* start Data shown *

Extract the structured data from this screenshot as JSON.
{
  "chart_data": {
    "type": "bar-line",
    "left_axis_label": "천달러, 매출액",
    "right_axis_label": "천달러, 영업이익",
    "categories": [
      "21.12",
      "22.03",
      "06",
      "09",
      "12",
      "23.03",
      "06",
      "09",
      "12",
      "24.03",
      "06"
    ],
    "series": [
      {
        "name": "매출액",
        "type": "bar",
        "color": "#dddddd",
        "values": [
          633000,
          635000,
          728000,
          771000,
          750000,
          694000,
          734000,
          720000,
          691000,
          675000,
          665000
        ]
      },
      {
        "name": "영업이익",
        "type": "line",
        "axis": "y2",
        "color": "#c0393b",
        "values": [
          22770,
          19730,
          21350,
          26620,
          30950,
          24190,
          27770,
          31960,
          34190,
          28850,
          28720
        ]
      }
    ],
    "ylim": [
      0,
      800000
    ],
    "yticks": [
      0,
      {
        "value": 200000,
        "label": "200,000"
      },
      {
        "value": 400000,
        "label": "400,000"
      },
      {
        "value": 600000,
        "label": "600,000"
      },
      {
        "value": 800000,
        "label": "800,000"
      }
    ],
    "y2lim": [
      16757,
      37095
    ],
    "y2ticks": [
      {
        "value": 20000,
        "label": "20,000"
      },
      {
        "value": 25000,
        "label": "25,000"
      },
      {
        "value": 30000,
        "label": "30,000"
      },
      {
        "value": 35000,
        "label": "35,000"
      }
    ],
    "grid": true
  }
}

* end Data shown *
* start Data shown *

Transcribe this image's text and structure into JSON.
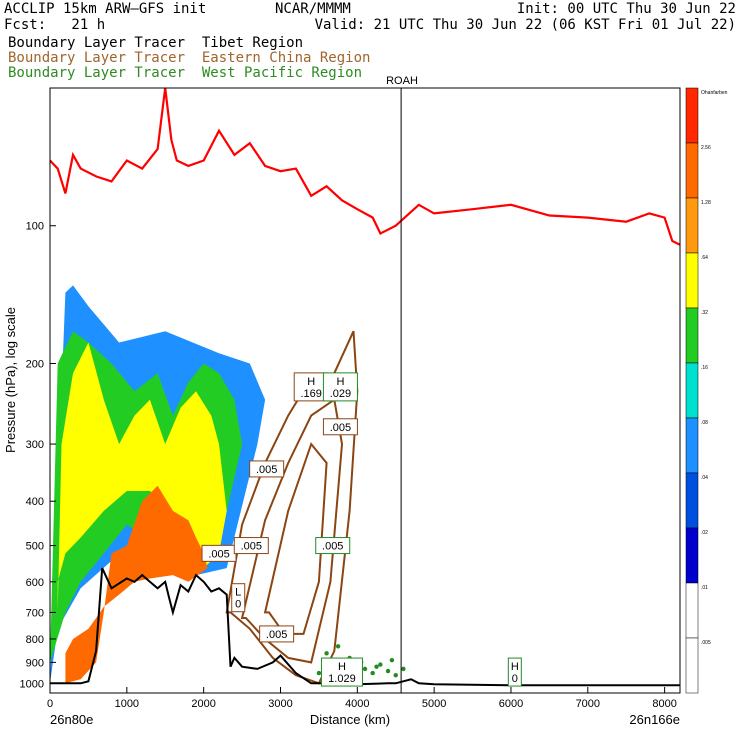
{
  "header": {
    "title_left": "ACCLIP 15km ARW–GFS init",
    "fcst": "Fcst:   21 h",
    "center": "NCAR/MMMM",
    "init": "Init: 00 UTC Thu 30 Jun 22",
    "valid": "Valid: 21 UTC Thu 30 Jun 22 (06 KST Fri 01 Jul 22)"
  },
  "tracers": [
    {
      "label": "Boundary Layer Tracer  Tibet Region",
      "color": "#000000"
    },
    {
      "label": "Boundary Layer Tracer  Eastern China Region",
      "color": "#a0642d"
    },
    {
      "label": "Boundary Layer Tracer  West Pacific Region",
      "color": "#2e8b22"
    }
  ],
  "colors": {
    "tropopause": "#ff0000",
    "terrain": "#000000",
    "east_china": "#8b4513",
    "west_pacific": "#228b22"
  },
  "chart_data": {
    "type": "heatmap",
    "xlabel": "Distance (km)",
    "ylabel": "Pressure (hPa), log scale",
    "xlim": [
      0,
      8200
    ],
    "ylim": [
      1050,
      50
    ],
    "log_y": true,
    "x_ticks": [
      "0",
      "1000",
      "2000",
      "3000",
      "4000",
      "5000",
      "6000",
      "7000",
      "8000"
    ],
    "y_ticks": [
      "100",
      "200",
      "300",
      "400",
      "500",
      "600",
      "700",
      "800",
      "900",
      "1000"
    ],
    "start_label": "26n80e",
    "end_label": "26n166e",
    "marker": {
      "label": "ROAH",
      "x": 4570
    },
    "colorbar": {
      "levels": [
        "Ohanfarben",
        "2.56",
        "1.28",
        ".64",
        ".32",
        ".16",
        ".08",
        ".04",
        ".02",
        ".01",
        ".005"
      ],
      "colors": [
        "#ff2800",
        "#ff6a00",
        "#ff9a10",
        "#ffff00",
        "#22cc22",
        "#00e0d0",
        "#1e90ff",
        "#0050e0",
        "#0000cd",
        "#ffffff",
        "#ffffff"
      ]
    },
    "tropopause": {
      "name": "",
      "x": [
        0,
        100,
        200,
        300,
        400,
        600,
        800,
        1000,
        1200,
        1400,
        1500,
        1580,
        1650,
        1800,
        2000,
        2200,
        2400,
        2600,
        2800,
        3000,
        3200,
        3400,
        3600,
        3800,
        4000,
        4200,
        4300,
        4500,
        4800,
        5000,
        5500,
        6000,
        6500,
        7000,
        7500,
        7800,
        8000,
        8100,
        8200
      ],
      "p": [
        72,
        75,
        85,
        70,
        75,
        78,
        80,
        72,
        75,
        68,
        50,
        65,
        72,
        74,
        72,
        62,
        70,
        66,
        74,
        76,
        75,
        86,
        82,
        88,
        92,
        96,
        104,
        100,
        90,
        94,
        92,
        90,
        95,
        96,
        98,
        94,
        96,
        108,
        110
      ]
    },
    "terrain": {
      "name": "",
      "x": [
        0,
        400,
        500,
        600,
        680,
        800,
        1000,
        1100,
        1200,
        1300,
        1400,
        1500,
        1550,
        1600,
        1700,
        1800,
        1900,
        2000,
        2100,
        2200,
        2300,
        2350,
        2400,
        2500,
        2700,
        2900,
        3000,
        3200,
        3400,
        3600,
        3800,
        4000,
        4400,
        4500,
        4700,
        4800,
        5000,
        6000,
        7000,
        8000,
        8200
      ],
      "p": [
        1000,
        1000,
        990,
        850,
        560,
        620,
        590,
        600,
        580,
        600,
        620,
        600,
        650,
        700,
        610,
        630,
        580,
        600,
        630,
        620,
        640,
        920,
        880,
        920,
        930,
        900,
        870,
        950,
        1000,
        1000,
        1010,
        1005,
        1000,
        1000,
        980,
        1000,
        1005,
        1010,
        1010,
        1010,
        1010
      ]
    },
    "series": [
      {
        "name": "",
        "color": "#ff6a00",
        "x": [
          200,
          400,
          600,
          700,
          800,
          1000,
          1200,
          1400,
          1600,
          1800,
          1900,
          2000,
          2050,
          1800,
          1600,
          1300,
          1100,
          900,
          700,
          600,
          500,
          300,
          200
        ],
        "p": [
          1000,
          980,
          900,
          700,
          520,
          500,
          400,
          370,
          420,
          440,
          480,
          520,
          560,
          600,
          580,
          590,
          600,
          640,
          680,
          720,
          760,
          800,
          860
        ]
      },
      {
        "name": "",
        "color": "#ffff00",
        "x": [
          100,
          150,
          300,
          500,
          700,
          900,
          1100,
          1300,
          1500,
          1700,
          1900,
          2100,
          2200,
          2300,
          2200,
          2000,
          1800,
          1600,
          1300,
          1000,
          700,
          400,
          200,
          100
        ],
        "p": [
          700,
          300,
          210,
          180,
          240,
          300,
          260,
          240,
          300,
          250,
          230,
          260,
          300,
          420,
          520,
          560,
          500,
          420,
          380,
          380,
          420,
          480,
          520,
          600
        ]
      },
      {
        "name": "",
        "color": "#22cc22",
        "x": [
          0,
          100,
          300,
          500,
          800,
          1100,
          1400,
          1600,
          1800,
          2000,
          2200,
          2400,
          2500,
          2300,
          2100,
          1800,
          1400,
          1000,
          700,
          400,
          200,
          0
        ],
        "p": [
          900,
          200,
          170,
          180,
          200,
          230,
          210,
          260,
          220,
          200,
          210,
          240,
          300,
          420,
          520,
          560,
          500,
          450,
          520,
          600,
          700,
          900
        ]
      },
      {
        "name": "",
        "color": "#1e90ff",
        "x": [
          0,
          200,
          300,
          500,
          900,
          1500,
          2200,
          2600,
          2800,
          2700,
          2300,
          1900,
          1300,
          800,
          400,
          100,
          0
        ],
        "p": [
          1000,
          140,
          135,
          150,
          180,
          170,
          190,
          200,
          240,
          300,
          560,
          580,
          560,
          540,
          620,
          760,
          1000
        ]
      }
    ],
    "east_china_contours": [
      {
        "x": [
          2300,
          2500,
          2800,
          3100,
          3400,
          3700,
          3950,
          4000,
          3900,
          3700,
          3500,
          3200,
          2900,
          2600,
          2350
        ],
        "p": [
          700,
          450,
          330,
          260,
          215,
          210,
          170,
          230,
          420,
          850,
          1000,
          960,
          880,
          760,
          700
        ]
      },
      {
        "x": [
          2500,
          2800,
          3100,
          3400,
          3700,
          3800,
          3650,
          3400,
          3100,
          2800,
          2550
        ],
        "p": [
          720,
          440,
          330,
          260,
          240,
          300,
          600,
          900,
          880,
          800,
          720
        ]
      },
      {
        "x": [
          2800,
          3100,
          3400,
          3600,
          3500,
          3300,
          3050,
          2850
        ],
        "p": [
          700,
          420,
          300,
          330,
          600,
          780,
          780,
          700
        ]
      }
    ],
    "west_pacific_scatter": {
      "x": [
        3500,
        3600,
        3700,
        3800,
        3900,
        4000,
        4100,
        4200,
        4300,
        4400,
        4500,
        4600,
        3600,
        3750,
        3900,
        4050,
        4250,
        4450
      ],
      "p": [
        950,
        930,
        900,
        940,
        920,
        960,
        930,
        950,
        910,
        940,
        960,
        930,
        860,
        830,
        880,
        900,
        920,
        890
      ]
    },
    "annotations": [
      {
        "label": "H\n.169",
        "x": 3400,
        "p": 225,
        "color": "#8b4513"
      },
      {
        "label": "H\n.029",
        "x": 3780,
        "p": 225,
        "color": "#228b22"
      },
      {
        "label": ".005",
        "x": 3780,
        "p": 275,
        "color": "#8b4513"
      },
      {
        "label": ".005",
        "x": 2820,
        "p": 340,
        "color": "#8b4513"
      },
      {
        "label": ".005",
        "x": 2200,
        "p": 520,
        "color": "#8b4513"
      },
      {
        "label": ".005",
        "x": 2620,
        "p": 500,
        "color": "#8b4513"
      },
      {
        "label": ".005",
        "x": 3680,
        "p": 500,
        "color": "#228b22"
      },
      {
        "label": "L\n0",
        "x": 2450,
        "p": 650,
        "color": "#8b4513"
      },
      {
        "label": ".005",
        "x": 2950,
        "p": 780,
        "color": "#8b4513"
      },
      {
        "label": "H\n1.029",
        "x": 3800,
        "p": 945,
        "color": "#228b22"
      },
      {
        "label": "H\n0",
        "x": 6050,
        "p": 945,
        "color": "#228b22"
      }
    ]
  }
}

* end Data shown *

Scan the lines for the string "init". Pick out every line that has it.

    "title_left": "ACCLIP 15km ARW–GFS init",
    "init": "Init: 00 UTC Thu 30 Jun 22",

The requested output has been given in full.